:: SOURCE DATA ::
====
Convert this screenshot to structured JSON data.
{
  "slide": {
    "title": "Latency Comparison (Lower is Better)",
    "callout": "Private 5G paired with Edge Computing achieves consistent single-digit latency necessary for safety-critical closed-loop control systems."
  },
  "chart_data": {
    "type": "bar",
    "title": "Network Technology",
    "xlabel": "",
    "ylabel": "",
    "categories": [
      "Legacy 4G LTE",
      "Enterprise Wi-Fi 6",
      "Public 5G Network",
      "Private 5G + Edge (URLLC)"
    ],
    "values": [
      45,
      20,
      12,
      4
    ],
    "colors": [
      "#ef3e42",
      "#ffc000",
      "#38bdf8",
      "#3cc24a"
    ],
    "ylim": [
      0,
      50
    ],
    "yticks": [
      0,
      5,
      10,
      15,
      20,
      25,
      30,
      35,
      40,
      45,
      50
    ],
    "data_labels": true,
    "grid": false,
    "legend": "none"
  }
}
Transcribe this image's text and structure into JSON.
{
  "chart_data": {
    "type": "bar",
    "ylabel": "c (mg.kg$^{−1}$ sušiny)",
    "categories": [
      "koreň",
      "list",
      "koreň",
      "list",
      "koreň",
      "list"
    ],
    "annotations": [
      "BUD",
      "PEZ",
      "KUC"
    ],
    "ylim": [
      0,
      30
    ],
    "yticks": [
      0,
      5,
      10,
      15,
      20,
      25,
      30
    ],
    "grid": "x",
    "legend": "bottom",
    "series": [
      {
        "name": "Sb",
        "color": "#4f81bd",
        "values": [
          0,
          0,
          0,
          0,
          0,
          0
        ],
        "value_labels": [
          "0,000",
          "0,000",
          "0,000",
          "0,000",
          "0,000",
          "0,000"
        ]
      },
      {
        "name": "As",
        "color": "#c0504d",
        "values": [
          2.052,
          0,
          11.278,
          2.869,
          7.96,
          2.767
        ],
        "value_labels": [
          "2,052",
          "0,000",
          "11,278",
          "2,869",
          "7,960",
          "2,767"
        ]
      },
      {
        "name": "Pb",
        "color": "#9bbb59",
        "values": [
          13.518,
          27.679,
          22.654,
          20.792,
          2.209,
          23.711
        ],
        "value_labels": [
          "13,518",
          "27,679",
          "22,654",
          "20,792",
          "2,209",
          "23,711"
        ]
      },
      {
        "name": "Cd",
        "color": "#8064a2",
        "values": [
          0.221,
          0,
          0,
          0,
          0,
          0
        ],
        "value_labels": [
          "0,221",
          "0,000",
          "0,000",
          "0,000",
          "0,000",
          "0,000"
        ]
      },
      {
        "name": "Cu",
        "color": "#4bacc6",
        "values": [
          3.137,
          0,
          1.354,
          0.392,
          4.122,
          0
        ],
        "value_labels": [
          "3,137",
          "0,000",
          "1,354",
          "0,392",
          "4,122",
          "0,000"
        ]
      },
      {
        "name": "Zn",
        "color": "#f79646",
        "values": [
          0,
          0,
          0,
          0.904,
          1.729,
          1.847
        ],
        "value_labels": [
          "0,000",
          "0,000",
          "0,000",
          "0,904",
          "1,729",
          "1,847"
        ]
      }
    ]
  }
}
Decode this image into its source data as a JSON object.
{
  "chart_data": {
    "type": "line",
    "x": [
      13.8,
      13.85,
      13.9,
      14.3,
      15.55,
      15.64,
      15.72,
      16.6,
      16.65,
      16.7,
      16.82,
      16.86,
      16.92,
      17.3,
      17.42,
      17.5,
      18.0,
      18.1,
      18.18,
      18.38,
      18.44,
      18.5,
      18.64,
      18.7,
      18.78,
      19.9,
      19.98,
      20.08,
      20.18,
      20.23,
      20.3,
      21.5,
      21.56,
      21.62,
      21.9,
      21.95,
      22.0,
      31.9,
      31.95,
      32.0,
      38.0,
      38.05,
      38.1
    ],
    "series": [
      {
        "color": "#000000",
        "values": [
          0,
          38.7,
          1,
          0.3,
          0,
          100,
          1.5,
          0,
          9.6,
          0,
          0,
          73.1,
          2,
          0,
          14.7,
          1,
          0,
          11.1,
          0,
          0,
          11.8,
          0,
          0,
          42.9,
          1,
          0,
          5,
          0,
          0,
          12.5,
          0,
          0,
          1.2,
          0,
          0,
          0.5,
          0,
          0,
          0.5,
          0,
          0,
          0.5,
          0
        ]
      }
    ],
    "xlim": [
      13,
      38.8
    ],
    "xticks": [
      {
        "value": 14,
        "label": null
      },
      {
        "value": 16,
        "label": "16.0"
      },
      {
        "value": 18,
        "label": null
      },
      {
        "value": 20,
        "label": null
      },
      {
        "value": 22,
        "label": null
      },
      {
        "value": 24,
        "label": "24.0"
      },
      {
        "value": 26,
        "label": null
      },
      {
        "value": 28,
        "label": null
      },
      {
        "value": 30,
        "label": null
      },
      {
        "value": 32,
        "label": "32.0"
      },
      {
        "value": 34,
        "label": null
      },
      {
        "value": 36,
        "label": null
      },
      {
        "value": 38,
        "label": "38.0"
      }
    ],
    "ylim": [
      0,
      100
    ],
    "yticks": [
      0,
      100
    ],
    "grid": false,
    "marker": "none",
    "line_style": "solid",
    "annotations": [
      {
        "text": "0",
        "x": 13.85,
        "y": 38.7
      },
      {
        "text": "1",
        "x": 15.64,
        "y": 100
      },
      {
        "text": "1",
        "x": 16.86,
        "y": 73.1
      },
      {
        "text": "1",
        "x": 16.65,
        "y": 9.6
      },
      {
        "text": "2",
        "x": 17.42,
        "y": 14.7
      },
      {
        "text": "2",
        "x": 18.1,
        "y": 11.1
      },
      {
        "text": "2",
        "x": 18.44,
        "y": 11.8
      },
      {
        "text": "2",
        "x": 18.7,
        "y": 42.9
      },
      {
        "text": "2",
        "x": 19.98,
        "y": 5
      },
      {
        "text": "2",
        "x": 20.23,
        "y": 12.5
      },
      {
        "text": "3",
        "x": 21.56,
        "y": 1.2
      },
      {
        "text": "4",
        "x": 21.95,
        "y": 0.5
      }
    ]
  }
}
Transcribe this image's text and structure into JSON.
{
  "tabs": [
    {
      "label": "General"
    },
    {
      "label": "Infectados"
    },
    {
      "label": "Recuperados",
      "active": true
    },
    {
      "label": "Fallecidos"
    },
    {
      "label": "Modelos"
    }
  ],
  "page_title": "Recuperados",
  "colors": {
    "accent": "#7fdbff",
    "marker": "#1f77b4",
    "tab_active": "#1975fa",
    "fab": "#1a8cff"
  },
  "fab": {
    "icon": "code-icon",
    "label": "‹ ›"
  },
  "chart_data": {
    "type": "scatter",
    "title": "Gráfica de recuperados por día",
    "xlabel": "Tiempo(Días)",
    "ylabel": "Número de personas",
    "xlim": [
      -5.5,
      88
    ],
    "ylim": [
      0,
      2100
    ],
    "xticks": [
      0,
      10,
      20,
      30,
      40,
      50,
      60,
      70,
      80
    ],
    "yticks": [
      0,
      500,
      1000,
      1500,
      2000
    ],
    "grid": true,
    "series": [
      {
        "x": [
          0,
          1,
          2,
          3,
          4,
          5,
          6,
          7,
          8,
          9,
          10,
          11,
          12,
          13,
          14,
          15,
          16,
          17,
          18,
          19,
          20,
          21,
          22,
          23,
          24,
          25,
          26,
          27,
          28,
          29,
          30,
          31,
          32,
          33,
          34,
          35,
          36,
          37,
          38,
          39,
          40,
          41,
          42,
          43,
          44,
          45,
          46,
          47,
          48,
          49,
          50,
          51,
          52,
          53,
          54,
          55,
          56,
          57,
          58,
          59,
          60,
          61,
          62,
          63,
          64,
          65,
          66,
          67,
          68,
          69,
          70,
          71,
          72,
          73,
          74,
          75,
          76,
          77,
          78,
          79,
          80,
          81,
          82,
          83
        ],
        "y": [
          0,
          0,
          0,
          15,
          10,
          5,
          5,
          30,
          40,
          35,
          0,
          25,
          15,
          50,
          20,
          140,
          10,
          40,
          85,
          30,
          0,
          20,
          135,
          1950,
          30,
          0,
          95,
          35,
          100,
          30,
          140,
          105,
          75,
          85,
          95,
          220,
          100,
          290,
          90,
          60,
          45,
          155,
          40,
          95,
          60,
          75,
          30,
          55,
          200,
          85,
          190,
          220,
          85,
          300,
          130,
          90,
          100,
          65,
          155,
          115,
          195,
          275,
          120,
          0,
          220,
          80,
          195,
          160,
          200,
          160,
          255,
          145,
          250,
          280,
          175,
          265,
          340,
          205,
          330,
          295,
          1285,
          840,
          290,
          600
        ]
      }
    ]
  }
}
====
:: STATED TASK ::
List all lines above in which the string "this" appears.

:: SOLUTION ::
Convert this screenshot to structured JSON data.
Transcribe this image's text and structure into JSON.
Decode this image into its source data as a JSON object.
Transcribe this image's text and structure into JSON.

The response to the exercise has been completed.